Dataset records ->
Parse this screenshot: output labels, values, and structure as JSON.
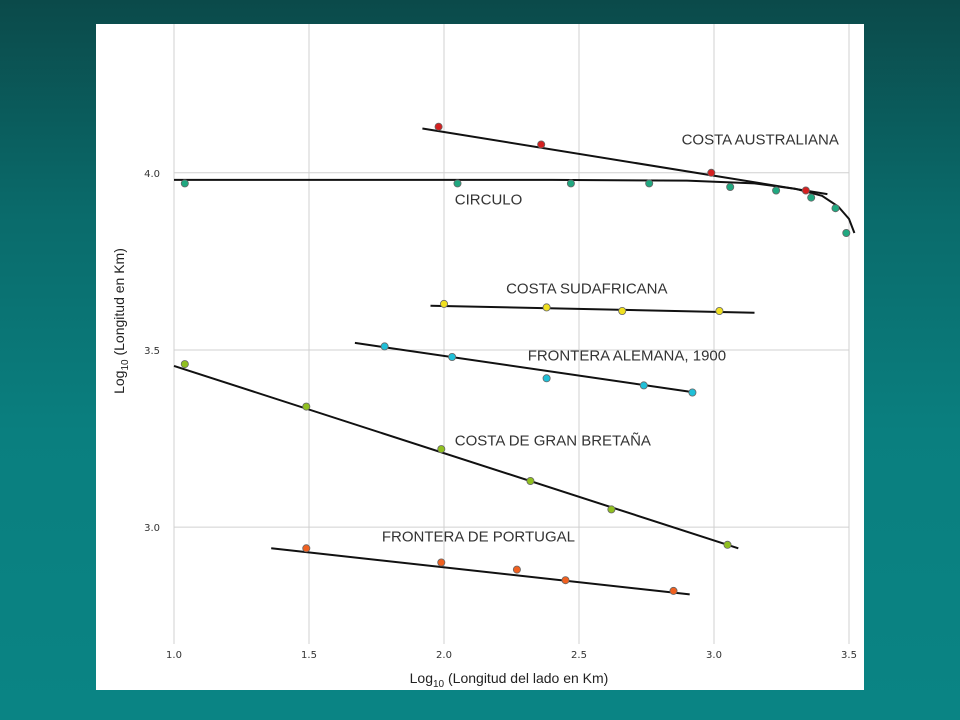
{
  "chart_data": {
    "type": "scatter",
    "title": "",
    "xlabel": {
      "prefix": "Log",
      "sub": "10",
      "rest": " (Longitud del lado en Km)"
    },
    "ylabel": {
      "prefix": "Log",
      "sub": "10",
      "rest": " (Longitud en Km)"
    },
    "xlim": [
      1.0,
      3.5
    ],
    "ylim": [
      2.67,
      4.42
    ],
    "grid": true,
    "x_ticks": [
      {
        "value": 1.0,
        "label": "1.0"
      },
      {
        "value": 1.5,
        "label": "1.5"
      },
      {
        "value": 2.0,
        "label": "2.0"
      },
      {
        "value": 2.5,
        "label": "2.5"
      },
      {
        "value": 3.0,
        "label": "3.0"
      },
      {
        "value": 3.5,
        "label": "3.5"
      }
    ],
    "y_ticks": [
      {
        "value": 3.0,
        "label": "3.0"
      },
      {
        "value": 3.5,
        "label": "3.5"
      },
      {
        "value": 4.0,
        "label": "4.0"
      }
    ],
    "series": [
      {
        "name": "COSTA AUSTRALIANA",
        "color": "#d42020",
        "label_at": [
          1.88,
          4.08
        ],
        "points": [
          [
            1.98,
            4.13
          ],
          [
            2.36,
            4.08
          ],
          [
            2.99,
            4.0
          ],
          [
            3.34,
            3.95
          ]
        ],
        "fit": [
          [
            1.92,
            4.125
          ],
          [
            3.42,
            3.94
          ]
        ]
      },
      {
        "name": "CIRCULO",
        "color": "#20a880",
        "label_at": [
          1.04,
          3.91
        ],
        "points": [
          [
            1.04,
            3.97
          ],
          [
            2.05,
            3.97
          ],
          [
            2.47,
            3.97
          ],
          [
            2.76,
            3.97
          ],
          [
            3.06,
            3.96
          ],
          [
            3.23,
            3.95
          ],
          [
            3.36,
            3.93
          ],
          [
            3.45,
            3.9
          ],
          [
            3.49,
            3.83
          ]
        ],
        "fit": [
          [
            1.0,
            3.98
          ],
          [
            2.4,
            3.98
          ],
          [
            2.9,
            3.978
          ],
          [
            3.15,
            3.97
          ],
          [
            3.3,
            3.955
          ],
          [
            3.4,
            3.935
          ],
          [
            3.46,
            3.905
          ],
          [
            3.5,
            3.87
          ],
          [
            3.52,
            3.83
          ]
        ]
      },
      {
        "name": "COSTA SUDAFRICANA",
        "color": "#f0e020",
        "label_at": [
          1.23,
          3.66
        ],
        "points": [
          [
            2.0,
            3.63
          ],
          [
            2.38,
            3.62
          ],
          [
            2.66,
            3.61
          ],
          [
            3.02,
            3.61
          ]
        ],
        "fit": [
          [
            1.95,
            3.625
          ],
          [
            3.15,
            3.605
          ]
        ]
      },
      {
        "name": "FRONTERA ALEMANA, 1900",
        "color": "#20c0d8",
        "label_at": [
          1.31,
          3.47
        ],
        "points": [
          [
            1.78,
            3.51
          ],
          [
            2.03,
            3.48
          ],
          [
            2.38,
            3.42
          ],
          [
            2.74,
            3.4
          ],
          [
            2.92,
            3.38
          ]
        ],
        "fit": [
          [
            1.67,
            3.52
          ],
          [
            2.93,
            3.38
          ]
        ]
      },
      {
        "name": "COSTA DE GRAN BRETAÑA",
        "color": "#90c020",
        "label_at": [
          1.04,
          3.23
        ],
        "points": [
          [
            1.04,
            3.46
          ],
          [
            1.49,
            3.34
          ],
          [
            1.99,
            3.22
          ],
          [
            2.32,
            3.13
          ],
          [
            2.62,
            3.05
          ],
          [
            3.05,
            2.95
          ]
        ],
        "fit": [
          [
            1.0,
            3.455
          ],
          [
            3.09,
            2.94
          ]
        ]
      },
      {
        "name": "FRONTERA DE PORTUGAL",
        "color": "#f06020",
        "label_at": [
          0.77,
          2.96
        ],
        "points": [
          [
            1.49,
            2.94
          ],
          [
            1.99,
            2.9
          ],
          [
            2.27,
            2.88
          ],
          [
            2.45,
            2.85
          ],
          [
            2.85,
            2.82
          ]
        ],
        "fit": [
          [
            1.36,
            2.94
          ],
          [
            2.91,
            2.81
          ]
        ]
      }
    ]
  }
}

Goal of the exercise ->
Your job is to transcribe the entries above exactly; skip the pictures.

Answer for this exercise ->
Parse this screenshot: output labels, values, and structure as JSON.
{
  "chart_data": {
    "type": "scatter",
    "title": "",
    "xlabel": {
      "prefix": "Log",
      "sub": "10",
      "rest": " (Longitud del lado en Km)"
    },
    "ylabel": {
      "prefix": "Log",
      "sub": "10",
      "rest": " (Longitud en Km)"
    },
    "xlim": [
      1.0,
      3.5
    ],
    "ylim": [
      2.67,
      4.42
    ],
    "grid": true,
    "x_ticks": [
      {
        "value": 1.0,
        "label": "1.0"
      },
      {
        "value": 1.5,
        "label": "1.5"
      },
      {
        "value": 2.0,
        "label": "2.0"
      },
      {
        "value": 2.5,
        "label": "2.5"
      },
      {
        "value": 3.0,
        "label": "3.0"
      },
      {
        "value": 3.5,
        "label": "3.5"
      }
    ],
    "y_ticks": [
      {
        "value": 3.0,
        "label": "3.0"
      },
      {
        "value": 3.5,
        "label": "3.5"
      },
      {
        "value": 4.0,
        "label": "4.0"
      }
    ],
    "series": [
      {
        "name": "COSTA AUSTRALIANA",
        "color": "#d42020",
        "label_at": [
          1.88,
          4.08
        ],
        "points": [
          [
            1.98,
            4.13
          ],
          [
            2.36,
            4.08
          ],
          [
            2.99,
            4.0
          ],
          [
            3.34,
            3.95
          ]
        ],
        "fit": [
          [
            1.92,
            4.125
          ],
          [
            3.42,
            3.94
          ]
        ]
      },
      {
        "name": "CIRCULO",
        "color": "#20a880",
        "label_at": [
          1.04,
          3.91
        ],
        "points": [
          [
            1.04,
            3.97
          ],
          [
            2.05,
            3.97
          ],
          [
            2.47,
            3.97
          ],
          [
            2.76,
            3.97
          ],
          [
            3.06,
            3.96
          ],
          [
            3.23,
            3.95
          ],
          [
            3.36,
            3.93
          ],
          [
            3.45,
            3.9
          ],
          [
            3.49,
            3.83
          ]
        ],
        "fit": [
          [
            1.0,
            3.98
          ],
          [
            2.4,
            3.98
          ],
          [
            2.9,
            3.978
          ],
          [
            3.15,
            3.97
          ],
          [
            3.3,
            3.955
          ],
          [
            3.4,
            3.935
          ],
          [
            3.46,
            3.905
          ],
          [
            3.5,
            3.87
          ],
          [
            3.52,
            3.83
          ]
        ]
      },
      {
        "name": "COSTA SUDAFRICANA",
        "color": "#f0e020",
        "label_at": [
          1.23,
          3.66
        ],
        "points": [
          [
            2.0,
            3.63
          ],
          [
            2.38,
            3.62
          ],
          [
            2.66,
            3.61
          ],
          [
            3.02,
            3.61
          ]
        ],
        "fit": [
          [
            1.95,
            3.625
          ],
          [
            3.15,
            3.605
          ]
        ]
      },
      {
        "name": "FRONTERA ALEMANA, 1900",
        "color": "#20c0d8",
        "label_at": [
          1.31,
          3.47
        ],
        "points": [
          [
            1.78,
            3.51
          ],
          [
            2.03,
            3.48
          ],
          [
            2.38,
            3.42
          ],
          [
            2.74,
            3.4
          ],
          [
            2.92,
            3.38
          ]
        ],
        "fit": [
          [
            1.67,
            3.52
          ],
          [
            2.93,
            3.38
          ]
        ]
      },
      {
        "name": "COSTA DE GRAN BRETAÑA",
        "color": "#90c020",
        "label_at": [
          1.04,
          3.23
        ],
        "points": [
          [
            1.04,
            3.46
          ],
          [
            1.49,
            3.34
          ],
          [
            1.99,
            3.22
          ],
          [
            2.32,
            3.13
          ],
          [
            2.62,
            3.05
          ],
          [
            3.05,
            2.95
          ]
        ],
        "fit": [
          [
            1.0,
            3.455
          ],
          [
            3.09,
            2.94
          ]
        ]
      },
      {
        "name": "FRONTERA DE PORTUGAL",
        "color": "#f06020",
        "label_at": [
          0.77,
          2.96
        ],
        "points": [
          [
            1.49,
            2.94
          ],
          [
            1.99,
            2.9
          ],
          [
            2.27,
            2.88
          ],
          [
            2.45,
            2.85
          ],
          [
            2.85,
            2.82
          ]
        ],
        "fit": [
          [
            1.36,
            2.94
          ],
          [
            2.91,
            2.81
          ]
        ]
      }
    ]
  }
}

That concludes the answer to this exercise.